● **Written problem**
Filter the entries, keeping every line with the word "marker".

● **Exercise material**
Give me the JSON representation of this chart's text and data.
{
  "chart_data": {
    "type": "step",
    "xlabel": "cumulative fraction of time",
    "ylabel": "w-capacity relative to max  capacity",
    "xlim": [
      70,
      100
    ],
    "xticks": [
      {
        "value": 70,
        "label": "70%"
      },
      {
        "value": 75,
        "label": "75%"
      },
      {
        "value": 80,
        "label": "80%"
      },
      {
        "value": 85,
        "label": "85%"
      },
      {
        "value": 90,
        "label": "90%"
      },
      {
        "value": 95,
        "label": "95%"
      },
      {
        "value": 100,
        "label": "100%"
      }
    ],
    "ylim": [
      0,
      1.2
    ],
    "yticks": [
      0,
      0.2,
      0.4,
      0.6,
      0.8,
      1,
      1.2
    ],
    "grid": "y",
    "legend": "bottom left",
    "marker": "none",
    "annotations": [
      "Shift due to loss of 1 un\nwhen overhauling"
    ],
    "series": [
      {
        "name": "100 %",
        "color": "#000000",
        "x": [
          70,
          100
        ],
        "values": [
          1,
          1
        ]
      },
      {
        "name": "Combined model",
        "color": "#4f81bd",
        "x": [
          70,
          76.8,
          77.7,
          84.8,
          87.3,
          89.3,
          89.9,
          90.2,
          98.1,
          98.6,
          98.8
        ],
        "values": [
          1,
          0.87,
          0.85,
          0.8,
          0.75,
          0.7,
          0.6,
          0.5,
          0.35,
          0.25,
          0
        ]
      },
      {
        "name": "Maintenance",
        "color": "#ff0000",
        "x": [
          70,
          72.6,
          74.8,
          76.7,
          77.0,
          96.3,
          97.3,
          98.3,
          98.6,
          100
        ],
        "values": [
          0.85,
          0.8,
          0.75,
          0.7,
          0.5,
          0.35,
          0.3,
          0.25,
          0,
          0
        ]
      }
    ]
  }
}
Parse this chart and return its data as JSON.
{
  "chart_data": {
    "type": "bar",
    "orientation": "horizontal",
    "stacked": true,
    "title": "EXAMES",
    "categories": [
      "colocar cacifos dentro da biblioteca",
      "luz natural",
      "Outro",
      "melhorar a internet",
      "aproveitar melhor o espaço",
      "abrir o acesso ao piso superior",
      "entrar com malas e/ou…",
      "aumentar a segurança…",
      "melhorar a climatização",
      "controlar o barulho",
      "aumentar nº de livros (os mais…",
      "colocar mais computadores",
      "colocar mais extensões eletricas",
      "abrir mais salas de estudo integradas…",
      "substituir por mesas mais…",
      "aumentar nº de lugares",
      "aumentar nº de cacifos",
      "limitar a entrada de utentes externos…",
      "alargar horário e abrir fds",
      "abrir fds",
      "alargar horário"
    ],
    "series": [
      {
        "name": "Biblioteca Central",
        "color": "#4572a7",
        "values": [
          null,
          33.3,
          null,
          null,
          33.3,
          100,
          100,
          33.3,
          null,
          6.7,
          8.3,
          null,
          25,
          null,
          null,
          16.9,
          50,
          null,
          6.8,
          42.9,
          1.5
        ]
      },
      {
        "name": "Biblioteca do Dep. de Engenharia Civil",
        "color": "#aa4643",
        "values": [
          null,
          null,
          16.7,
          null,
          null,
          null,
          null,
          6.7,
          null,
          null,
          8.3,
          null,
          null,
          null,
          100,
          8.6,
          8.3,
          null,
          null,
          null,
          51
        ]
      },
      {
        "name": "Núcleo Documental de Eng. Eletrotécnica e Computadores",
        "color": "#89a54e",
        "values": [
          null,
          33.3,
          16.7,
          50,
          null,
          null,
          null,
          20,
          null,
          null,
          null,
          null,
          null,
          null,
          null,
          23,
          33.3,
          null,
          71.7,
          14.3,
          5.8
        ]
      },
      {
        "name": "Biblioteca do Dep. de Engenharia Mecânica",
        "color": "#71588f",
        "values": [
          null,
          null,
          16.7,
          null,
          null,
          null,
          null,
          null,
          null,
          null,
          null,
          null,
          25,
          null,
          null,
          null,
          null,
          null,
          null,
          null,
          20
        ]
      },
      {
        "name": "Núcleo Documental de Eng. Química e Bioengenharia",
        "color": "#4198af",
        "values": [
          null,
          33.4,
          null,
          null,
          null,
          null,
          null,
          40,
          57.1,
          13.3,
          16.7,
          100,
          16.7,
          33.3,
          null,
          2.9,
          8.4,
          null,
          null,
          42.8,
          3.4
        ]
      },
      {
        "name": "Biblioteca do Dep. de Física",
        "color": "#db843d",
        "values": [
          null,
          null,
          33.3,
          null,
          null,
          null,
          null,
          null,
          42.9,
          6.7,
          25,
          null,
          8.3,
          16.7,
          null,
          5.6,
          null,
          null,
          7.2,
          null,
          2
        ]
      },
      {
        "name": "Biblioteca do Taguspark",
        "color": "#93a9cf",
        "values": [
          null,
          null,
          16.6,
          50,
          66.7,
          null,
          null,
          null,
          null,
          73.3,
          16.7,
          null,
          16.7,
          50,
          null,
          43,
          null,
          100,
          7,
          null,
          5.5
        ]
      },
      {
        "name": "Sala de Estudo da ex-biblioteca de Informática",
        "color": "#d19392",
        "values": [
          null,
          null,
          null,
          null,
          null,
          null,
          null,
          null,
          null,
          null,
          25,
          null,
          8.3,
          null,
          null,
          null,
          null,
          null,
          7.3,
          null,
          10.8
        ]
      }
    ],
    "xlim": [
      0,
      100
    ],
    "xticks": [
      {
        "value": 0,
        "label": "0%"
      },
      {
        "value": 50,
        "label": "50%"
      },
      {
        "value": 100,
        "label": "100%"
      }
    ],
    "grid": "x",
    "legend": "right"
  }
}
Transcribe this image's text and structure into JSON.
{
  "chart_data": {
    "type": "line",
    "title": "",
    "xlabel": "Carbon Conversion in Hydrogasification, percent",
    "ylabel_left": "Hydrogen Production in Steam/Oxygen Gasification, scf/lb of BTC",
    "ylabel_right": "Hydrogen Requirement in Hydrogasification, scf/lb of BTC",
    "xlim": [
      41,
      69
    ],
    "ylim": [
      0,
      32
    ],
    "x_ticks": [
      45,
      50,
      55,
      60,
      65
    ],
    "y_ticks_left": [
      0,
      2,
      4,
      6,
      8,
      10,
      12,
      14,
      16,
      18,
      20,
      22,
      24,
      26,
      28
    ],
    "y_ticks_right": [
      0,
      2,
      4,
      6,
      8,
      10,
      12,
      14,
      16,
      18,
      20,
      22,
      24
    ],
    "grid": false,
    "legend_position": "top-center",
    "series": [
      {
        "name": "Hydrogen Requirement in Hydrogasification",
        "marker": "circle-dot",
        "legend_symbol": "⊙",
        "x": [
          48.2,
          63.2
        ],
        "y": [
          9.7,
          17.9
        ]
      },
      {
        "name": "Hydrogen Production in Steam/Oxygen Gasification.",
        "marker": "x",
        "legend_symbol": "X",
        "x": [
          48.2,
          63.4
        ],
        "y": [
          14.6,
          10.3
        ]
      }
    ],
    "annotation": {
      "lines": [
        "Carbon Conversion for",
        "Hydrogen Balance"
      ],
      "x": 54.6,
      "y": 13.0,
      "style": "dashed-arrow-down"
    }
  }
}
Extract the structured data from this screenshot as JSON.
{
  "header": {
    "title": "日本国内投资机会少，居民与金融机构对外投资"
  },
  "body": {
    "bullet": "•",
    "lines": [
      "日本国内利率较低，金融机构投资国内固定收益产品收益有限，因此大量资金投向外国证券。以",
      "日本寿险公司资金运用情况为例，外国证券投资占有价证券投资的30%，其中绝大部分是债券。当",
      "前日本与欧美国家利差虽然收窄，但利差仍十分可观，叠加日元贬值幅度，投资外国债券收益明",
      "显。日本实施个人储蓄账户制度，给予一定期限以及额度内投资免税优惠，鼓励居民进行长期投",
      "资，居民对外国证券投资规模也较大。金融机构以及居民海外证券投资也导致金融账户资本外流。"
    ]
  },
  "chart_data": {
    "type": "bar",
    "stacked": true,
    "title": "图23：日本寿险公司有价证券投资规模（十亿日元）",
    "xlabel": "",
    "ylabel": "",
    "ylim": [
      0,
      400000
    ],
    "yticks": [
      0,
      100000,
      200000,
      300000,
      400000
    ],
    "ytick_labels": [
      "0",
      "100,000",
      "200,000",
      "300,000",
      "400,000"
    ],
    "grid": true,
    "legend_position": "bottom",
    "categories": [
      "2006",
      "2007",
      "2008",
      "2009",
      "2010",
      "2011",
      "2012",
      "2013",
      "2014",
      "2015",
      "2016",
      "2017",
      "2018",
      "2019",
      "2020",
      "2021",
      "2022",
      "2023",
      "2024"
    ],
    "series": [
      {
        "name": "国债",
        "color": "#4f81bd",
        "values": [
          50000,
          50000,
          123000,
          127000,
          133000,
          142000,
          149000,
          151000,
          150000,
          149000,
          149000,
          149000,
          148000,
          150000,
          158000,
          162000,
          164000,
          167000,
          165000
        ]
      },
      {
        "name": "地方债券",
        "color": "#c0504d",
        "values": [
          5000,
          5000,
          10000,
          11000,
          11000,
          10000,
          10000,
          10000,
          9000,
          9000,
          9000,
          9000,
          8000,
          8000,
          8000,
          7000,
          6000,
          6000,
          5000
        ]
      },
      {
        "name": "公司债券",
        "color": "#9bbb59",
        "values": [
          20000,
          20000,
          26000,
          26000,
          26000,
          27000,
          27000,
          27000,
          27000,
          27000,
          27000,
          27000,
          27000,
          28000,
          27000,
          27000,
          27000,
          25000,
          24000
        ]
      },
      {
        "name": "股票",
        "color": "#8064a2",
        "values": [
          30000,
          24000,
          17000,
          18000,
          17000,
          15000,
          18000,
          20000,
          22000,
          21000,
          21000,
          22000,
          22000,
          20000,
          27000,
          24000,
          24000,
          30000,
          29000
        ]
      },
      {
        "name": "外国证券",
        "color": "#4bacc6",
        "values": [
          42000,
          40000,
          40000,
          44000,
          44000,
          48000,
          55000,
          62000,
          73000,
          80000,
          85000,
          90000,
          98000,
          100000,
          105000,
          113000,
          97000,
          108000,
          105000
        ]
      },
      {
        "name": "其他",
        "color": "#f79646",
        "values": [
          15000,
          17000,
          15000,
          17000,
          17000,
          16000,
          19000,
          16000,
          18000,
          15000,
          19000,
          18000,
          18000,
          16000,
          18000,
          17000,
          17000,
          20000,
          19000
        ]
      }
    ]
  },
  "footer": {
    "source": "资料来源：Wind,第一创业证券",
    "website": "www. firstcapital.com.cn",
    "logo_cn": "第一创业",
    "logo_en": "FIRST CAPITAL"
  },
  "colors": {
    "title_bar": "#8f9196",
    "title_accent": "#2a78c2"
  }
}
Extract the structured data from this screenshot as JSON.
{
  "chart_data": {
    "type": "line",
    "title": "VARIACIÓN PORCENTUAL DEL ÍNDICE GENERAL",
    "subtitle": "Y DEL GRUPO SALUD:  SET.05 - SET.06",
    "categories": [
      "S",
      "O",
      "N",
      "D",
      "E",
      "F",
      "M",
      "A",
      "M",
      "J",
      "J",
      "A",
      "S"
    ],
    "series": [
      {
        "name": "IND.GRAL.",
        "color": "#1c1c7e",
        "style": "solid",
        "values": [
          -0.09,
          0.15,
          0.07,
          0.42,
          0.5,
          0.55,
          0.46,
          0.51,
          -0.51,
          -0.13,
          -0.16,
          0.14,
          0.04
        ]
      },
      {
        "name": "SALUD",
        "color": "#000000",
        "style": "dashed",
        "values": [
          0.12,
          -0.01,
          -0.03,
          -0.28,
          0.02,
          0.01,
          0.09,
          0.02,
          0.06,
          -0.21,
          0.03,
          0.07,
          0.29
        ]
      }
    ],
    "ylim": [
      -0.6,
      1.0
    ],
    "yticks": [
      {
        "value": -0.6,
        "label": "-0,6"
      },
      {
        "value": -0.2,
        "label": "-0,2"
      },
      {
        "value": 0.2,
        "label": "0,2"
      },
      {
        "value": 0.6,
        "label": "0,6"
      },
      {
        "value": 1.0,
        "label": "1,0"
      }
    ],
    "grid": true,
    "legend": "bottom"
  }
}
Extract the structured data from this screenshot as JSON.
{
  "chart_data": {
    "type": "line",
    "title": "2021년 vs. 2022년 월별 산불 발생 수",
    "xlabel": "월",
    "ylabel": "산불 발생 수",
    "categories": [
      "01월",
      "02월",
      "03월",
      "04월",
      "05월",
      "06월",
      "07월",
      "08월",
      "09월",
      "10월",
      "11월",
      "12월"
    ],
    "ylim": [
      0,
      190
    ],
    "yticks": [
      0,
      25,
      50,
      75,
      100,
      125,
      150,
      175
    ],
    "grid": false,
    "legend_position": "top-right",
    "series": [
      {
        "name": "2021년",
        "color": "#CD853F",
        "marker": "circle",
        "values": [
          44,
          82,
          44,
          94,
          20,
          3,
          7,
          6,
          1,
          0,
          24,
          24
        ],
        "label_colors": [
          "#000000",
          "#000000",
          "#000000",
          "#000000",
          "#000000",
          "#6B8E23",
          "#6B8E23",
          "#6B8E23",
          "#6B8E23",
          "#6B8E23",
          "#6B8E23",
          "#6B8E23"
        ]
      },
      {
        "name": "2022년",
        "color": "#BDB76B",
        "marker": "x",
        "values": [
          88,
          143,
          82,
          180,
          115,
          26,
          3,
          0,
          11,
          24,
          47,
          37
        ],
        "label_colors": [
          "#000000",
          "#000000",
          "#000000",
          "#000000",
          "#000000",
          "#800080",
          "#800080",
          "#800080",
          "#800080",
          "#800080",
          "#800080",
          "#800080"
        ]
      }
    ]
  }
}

● **Solved problem**
    "marker": "none",
        "marker": "circle-dot",
        "marker": "x",
        "marker": "circle",
        "marker": "x",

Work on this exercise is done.